#### Provided material ####

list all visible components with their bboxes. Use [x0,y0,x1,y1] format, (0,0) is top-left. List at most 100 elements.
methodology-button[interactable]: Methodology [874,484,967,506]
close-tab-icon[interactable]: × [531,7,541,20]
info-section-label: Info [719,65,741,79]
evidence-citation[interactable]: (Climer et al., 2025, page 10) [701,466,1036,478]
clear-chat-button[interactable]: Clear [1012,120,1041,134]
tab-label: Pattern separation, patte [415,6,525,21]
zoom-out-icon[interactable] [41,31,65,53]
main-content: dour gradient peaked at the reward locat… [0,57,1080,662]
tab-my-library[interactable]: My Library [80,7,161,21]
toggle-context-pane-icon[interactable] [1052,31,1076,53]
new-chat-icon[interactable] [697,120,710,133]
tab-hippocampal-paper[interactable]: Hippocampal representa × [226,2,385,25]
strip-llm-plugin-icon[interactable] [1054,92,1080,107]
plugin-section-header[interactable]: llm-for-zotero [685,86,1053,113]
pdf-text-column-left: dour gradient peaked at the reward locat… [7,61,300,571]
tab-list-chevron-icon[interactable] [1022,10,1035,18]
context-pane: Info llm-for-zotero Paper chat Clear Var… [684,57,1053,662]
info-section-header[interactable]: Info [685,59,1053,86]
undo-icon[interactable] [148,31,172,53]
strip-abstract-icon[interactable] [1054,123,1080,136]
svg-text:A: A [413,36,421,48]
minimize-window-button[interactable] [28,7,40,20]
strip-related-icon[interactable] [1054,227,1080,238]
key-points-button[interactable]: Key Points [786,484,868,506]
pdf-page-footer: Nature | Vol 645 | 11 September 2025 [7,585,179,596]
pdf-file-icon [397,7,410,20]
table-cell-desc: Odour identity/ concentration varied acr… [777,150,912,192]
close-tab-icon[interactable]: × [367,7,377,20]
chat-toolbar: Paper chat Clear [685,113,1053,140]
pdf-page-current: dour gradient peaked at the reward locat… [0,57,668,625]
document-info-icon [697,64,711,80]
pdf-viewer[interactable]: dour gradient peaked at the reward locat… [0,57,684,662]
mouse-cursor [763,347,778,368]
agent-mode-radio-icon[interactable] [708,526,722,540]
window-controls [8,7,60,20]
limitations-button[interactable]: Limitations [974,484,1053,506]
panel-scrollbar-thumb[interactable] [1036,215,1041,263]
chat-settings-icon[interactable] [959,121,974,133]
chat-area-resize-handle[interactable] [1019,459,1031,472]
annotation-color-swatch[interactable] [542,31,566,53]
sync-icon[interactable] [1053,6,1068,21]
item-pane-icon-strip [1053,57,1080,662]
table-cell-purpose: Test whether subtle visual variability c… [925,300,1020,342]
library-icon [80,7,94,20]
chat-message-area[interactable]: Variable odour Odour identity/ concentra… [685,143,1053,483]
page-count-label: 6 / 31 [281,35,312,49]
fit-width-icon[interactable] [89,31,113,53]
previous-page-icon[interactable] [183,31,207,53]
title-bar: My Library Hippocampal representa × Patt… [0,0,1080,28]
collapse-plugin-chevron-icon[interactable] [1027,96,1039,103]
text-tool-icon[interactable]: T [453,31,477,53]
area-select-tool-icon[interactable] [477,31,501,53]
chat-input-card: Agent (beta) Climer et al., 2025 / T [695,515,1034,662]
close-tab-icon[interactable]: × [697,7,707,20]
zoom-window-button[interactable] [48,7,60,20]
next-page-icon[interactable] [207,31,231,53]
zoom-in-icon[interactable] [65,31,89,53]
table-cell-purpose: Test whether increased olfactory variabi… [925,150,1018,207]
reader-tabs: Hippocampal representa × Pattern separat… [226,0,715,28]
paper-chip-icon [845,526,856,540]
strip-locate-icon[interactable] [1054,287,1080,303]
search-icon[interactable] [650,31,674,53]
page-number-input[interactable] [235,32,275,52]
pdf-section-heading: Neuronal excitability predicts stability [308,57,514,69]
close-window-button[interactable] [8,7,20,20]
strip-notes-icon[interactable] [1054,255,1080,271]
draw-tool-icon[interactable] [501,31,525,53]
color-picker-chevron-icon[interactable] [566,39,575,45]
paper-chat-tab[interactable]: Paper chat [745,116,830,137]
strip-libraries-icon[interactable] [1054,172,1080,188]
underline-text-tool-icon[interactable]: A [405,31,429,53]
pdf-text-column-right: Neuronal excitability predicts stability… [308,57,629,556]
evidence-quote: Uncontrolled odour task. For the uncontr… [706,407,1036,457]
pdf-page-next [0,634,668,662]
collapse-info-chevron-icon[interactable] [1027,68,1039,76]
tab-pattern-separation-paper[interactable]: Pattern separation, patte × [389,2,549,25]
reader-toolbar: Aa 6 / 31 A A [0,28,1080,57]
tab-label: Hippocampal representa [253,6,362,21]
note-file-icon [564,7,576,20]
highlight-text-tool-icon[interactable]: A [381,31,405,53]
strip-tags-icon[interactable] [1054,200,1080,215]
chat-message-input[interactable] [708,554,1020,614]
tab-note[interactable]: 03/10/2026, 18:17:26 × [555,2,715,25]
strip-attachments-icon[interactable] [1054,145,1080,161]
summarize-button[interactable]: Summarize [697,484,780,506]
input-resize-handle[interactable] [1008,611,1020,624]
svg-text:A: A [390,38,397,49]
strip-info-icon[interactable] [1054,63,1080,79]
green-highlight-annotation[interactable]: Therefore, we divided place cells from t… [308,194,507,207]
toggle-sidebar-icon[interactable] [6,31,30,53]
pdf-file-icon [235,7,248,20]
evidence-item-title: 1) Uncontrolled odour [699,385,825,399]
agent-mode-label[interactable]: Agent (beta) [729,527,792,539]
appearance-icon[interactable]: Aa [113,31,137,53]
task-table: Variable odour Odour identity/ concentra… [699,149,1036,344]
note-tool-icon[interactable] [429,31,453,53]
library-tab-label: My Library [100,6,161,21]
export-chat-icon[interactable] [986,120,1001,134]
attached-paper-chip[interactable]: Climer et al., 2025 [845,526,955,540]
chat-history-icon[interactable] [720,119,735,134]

####

## Action item
Within the data above, pick out all lines holding the word "stability".

## Solution to this problem
pdf-section-heading: Neuronal excitability predicts stability [308,57,514,69]
pdf-text-column-right: Neuronal excitability predicts stability… [308,57,629,556]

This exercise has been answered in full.